• Material to process:
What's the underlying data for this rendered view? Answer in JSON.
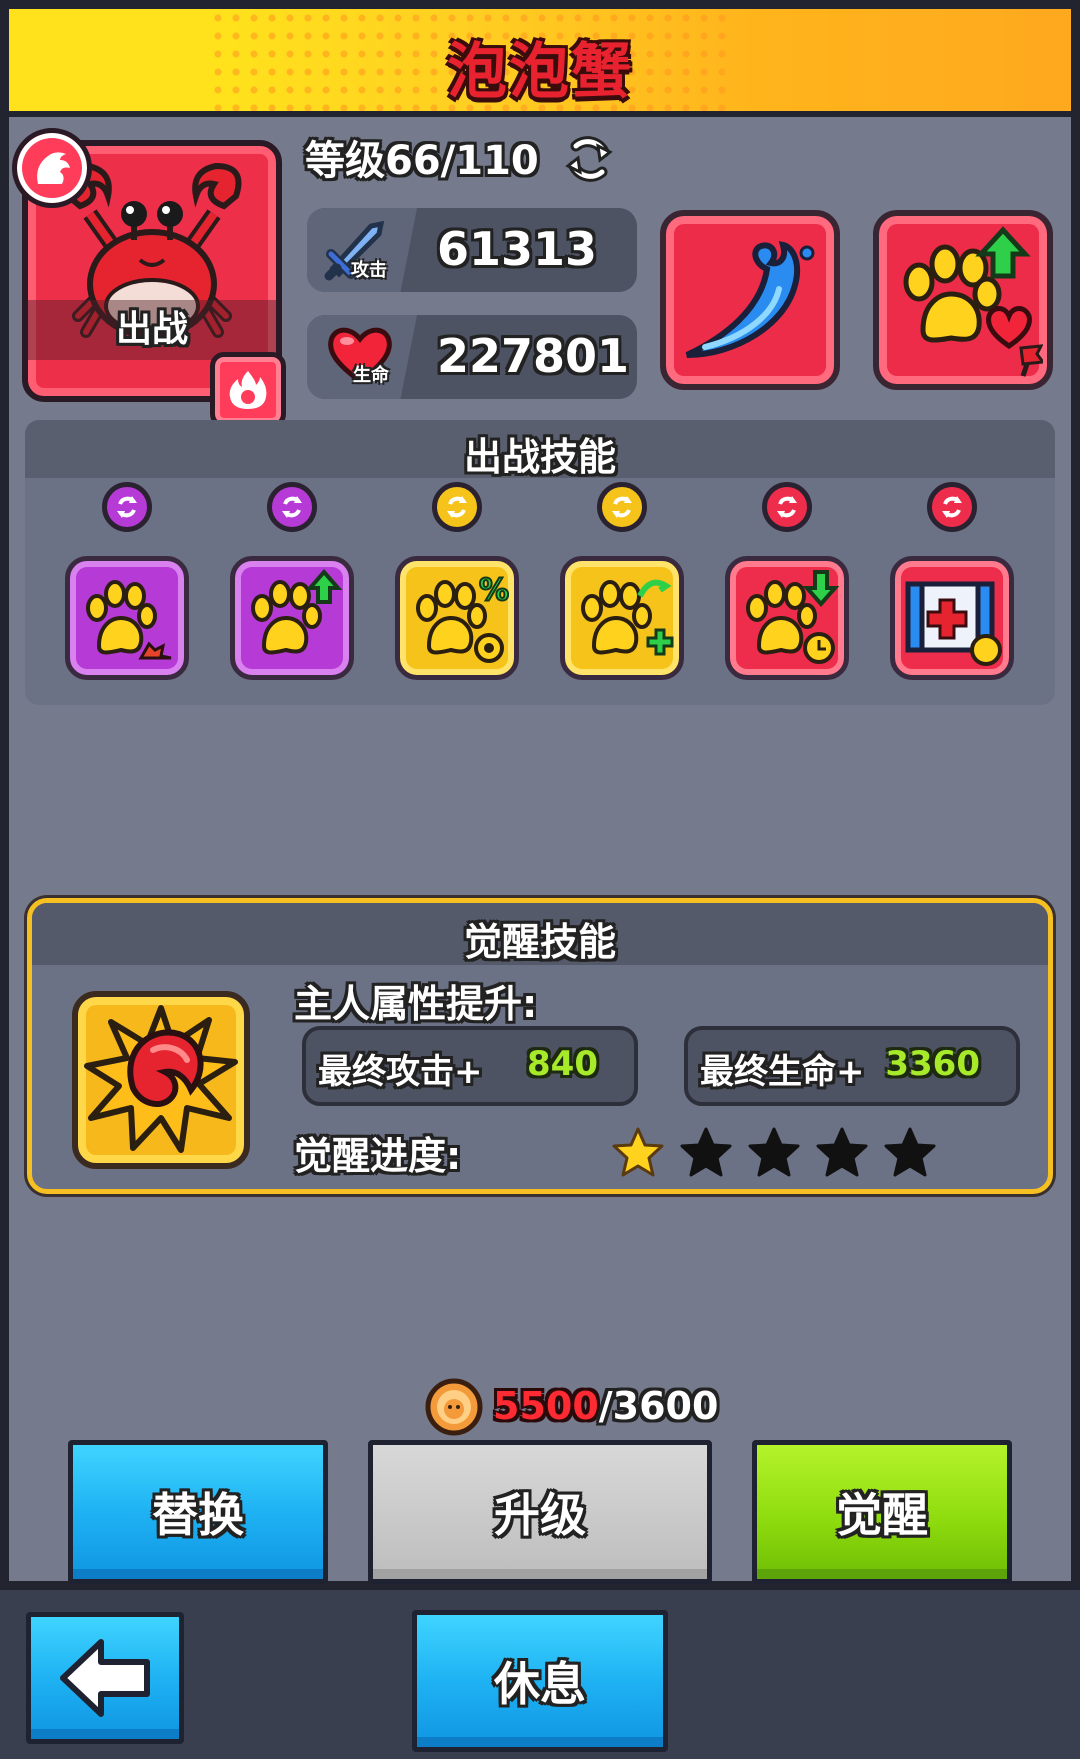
{
  "header": {
    "title": "泡泡蟹"
  },
  "pet": {
    "status_label": "出战",
    "level_text": "等级66/110",
    "attack_label": "攻击",
    "attack_value": "61313",
    "hp_label": "生命",
    "hp_value": "227801"
  },
  "battle_skills": {
    "title": "出战技能",
    "skills": [
      {
        "color": "purple",
        "icon": "paw-crab-icon"
      },
      {
        "color": "purple",
        "icon": "paw-arrow-up-icon"
      },
      {
        "color": "yellow",
        "icon": "paw-percent-gear-icon"
      },
      {
        "color": "yellow",
        "icon": "paw-heal-icon"
      },
      {
        "color": "red",
        "icon": "paw-cooldown-icon"
      },
      {
        "color": "red",
        "icon": "medkit-paw-icon"
      }
    ]
  },
  "awakening": {
    "title": "觉醒技能",
    "owner_boost_label": "主人属性提升:",
    "final_attack_label": "最终攻击+",
    "final_attack_value": "840",
    "final_hp_label": "最终生命+",
    "final_hp_value": "3360",
    "progress_label": "觉醒进度:",
    "stars_filled": 1,
    "stars_total": 5
  },
  "cost": {
    "have": "5500",
    "need": "/3600"
  },
  "buttons": {
    "replace": "替换",
    "upgrade": "升级",
    "awaken": "觉醒",
    "rest": "休息"
  },
  "colors": {
    "header_yellow": "#ffd21e",
    "card_red": "#ed2f4a",
    "skill_purple": "#b63ad6",
    "skill_yellow": "#f6c31a",
    "button_blue": "#1fb2f3",
    "button_green": "#8fdc0e",
    "awaken_border": "#f6c022"
  }
}
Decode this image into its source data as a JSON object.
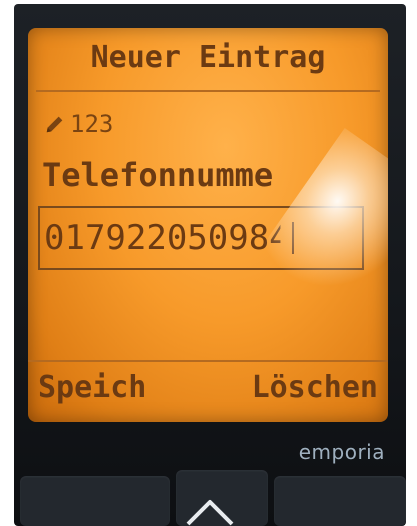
{
  "screen": {
    "title": "Neuer Eintrag",
    "input_mode": "123",
    "field_label": "Telefonnumme",
    "phone_value": "01792205098",
    "partial_char": "4"
  },
  "softkeys": {
    "left_label": "Speich",
    "right_label": "Löschen"
  },
  "device": {
    "brand": "emporia"
  },
  "icons": {
    "input_mode_icon": "pencil-icon",
    "nav_icon": "up-arrow-icon"
  },
  "colors": {
    "screen_backlight": "#f79a2a",
    "lcd_text": "#6b3a12",
    "phone_body": "#14171b",
    "brand_text": "#9fb0bf"
  }
}
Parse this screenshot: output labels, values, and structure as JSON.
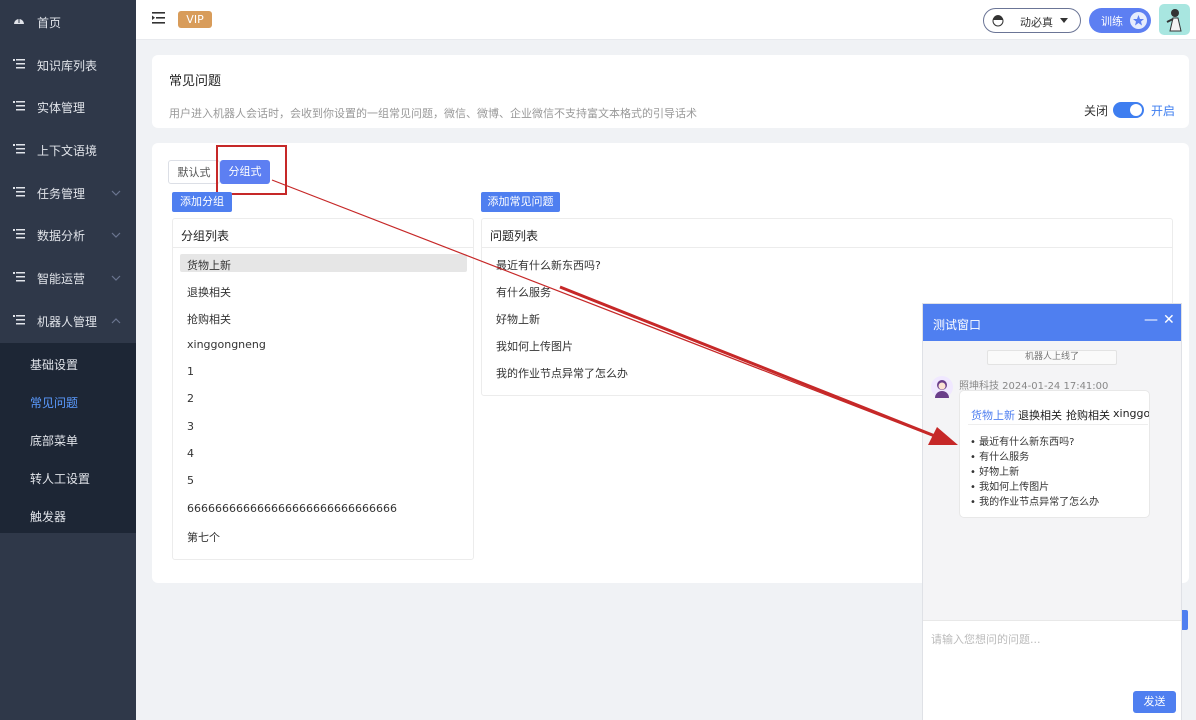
{
  "sidebar": {
    "items": [
      {
        "label": "首页",
        "icon": "dashboard-icon"
      },
      {
        "label": "知识库列表",
        "icon": "list-icon"
      },
      {
        "label": "实体管理",
        "icon": "list-icon"
      },
      {
        "label": "上下文语境",
        "icon": "list-icon"
      },
      {
        "label": "任务管理",
        "icon": "list-icon",
        "expandable": true
      },
      {
        "label": "数据分析",
        "icon": "list-icon",
        "expandable": true
      },
      {
        "label": "智能运营",
        "icon": "list-icon",
        "expandable": true
      },
      {
        "label": "机器人管理",
        "icon": "list-icon",
        "expandable": true,
        "expanded": true
      }
    ],
    "submenu": [
      "基础设置",
      "常见问题",
      "底部菜单",
      "转人工设置",
      "触发器"
    ],
    "active_submenu": "常见问题"
  },
  "topbar": {
    "vip_label": "VIP",
    "user_name": "动必真",
    "train_label": "训练"
  },
  "faq_header": {
    "title": "常见问题",
    "description": "用户进入机器人会话时，会收到你设置的一组常见问题，微信、微博、企业微信不支持富文本格式的引导话术",
    "toggle_off_label": "关闭",
    "toggle_on_label": "开启",
    "toggle_state": "on"
  },
  "main": {
    "tabs": [
      "默认式",
      "分组式"
    ],
    "active_tab": "分组式",
    "add_group_label": "添加分组",
    "add_faq_label": "添加常见问题",
    "group_panel_title": "分组列表",
    "groups": [
      "货物上新",
      "退换相关",
      "抢购相关",
      "xinggongneng",
      "1",
      "2",
      "3",
      "4",
      "5",
      "666666666666666666666666666666",
      "第七个"
    ],
    "active_group": "货物上新",
    "faq_panel_title": "问题列表",
    "faqs": [
      "最近有什么新东西吗?",
      "有什么服务",
      "好物上新",
      "我如何上传图片",
      "我的作业节点异常了怎么办"
    ]
  },
  "chat": {
    "title": "测试窗口",
    "system_notice": "机器人上线了",
    "sender": "照坤科技 2024-01-24 17:41:00",
    "bubble_tabs": [
      "货物上新",
      "退换相关",
      "抢购相关",
      "xinggong"
    ],
    "bubble_questions": [
      "最近有什么新东西吗?",
      "有什么服务",
      "好物上新",
      "我如何上传图片",
      "我的作业节点异常了怎么办"
    ],
    "input_placeholder": "请输入您想问的问题...",
    "send_label": "发送"
  },
  "colors": {
    "accent": "#4f7ff0",
    "sidebar_bg": "#2f3849",
    "annotation_red": "#c62828",
    "vip": "#d89c5a"
  }
}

• Set exercise:
Output the records above exactly as they are, leaving out the pictures.

• Exercise response:
What's the underlying data for this rendered view? Answer in JSON.
{
  "header": {
    "title": "泡泡蟹"
  },
  "pet": {
    "status_label": "出战",
    "level_text": "等级66/110",
    "attack_label": "攻击",
    "attack_value": "61313",
    "hp_label": "生命",
    "hp_value": "227801"
  },
  "battle_skills": {
    "title": "出战技能",
    "skills": [
      {
        "color": "purple",
        "icon": "paw-crab-icon"
      },
      {
        "color": "purple",
        "icon": "paw-arrow-up-icon"
      },
      {
        "color": "yellow",
        "icon": "paw-percent-gear-icon"
      },
      {
        "color": "yellow",
        "icon": "paw-heal-icon"
      },
      {
        "color": "red",
        "icon": "paw-cooldown-icon"
      },
      {
        "color": "red",
        "icon": "medkit-paw-icon"
      }
    ]
  },
  "awakening": {
    "title": "觉醒技能",
    "owner_boost_label": "主人属性提升:",
    "final_attack_label": "最终攻击+",
    "final_attack_value": "840",
    "final_hp_label": "最终生命+",
    "final_hp_value": "3360",
    "progress_label": "觉醒进度:",
    "stars_filled": 1,
    "stars_total": 5
  },
  "cost": {
    "have": "5500",
    "need": "/3600"
  },
  "buttons": {
    "replace": "替换",
    "upgrade": "升级",
    "awaken": "觉醒",
    "rest": "休息"
  },
  "colors": {
    "header_yellow": "#ffd21e",
    "card_red": "#ed2f4a",
    "skill_purple": "#b63ad6",
    "skill_yellow": "#f6c31a",
    "button_blue": "#1fb2f3",
    "button_green": "#8fdc0e",
    "awaken_border": "#f6c022"
  }
}
Decode this image into its source data as a JSON object.
{
  "screen": {
    "title": "Neuer Eintrag",
    "input_mode": "123",
    "field_label": "Telefonnumme",
    "phone_value": "01792205098",
    "partial_char": "4"
  },
  "softkeys": {
    "left_label": "Speich",
    "right_label": "Löschen"
  },
  "device": {
    "brand": "emporia"
  },
  "icons": {
    "input_mode_icon": "pencil-icon",
    "nav_icon": "up-arrow-icon"
  },
  "colors": {
    "screen_backlight": "#f79a2a",
    "lcd_text": "#6b3a12",
    "phone_body": "#14171b",
    "brand_text": "#9fb0bf"
  }
}
Parse this screenshot: output labels, values, and structure as JSON.
{
  "sidebar": {
    "items": [
      {
        "label": "首页",
        "icon": "dashboard-icon"
      },
      {
        "label": "知识库列表",
        "icon": "list-icon"
      },
      {
        "label": "实体管理",
        "icon": "list-icon"
      },
      {
        "label": "上下文语境",
        "icon": "list-icon"
      },
      {
        "label": "任务管理",
        "icon": "list-icon",
        "expandable": true
      },
      {
        "label": "数据分析",
        "icon": "list-icon",
        "expandable": true
      },
      {
        "label": "智能运营",
        "icon": "list-icon",
        "expandable": true
      },
      {
        "label": "机器人管理",
        "icon": "list-icon",
        "expandable": true,
        "expanded": true
      }
    ],
    "submenu": [
      "基础设置",
      "常见问题",
      "底部菜单",
      "转人工设置",
      "触发器"
    ],
    "active_submenu": "常见问题"
  },
  "topbar": {
    "vip_label": "VIP",
    "user_name": "动必真",
    "train_label": "训练"
  },
  "faq_header": {
    "title": "常见问题",
    "description": "用户进入机器人会话时，会收到你设置的一组常见问题，微信、微博、企业微信不支持富文本格式的引导话术",
    "toggle_off_label": "关闭",
    "toggle_on_label": "开启",
    "toggle_state": "on"
  },
  "main": {
    "tabs": [
      "默认式",
      "分组式"
    ],
    "active_tab": "分组式",
    "add_group_label": "添加分组",
    "add_faq_label": "添加常见问题",
    "group_panel_title": "分组列表",
    "groups": [
      "货物上新",
      "退换相关",
      "抢购相关",
      "xinggongneng",
      "1",
      "2",
      "3",
      "4",
      "5",
      "666666666666666666666666666666",
      "第七个"
    ],
    "active_group": "货物上新",
    "faq_panel_title": "问题列表",
    "faqs": [
      "最近有什么新东西吗?",
      "有什么服务",
      "好物上新",
      "我如何上传图片",
      "我的作业节点异常了怎么办"
    ]
  },
  "chat": {
    "title": "测试窗口",
    "system_notice": "机器人上线了",
    "sender": "照坤科技 2024-01-24 17:41:00",
    "bubble_tabs": [
      "货物上新",
      "退换相关",
      "抢购相关",
      "xinggong"
    ],
    "bubble_questions": [
      "最近有什么新东西吗?",
      "有什么服务",
      "好物上新",
      "我如何上传图片",
      "我的作业节点异常了怎么办"
    ],
    "input_placeholder": "请输入您想问的问题...",
    "send_label": "发送"
  },
  "colors": {
    "accent": "#4f7ff0",
    "sidebar_bg": "#2f3849",
    "annotation_red": "#c62828",
    "vip": "#d89c5a"
  }
}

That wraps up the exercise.